Copy out every line of the records where the string "moins" occurs.

##### Given records

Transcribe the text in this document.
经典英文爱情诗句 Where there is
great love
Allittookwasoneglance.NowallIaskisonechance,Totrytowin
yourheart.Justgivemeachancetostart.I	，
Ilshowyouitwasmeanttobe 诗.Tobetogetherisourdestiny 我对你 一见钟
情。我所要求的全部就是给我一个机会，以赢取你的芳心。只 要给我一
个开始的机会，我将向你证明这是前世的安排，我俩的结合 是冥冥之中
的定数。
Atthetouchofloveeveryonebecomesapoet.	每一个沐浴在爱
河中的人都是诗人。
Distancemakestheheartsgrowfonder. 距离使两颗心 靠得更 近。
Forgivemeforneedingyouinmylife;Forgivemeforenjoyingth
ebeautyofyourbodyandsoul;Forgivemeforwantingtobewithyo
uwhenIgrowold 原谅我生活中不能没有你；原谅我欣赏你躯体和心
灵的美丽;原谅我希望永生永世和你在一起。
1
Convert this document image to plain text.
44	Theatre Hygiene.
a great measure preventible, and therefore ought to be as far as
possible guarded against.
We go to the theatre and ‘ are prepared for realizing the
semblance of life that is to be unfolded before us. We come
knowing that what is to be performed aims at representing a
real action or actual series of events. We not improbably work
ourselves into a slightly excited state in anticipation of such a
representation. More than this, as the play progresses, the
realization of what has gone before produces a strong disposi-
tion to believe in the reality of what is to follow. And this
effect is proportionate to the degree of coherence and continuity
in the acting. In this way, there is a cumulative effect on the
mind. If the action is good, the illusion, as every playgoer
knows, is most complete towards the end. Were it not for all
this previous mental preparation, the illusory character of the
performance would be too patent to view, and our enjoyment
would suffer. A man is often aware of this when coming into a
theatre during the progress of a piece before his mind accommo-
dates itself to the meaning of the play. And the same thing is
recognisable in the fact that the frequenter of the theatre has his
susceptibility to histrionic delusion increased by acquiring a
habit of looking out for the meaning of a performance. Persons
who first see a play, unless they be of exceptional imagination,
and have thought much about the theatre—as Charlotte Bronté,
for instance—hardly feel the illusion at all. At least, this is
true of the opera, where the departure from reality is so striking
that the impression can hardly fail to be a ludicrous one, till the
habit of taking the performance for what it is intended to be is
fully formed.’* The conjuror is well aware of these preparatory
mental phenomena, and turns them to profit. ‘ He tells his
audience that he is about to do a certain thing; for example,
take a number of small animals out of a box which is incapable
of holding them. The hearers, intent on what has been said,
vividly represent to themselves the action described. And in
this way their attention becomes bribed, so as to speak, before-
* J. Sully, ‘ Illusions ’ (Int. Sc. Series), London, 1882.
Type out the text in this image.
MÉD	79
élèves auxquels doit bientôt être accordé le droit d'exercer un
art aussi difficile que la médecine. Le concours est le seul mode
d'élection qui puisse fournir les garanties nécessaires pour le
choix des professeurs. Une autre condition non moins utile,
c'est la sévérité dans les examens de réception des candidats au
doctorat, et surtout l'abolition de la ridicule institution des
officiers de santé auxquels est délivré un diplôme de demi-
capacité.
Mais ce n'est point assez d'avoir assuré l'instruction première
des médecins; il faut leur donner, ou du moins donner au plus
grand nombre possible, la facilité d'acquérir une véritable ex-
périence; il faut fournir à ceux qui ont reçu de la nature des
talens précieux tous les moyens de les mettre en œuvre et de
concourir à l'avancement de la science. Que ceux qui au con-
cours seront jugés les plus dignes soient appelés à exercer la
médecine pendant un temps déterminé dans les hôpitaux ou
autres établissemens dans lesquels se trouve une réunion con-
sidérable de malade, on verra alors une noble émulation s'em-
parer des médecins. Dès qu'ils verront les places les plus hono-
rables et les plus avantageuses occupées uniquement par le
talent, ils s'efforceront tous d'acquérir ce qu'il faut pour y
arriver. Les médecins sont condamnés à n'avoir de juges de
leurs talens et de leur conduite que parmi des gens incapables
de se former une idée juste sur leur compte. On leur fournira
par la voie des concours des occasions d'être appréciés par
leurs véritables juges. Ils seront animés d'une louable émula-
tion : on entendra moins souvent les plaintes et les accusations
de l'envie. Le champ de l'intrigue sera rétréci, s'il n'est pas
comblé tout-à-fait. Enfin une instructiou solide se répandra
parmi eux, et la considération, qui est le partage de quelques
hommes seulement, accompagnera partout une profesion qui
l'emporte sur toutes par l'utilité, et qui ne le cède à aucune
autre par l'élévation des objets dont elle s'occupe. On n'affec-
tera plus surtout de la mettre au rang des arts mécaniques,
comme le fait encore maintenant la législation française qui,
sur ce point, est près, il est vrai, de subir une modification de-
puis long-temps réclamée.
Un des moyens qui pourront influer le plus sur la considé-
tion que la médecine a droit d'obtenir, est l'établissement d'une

##########

Output of the exercise ::
choix des professeurs. Une autre condition non moins utile,
des médecins; il faut leur donner, ou du moins donner au plus
tion : on entendra moins souvent les plaintes et les accusations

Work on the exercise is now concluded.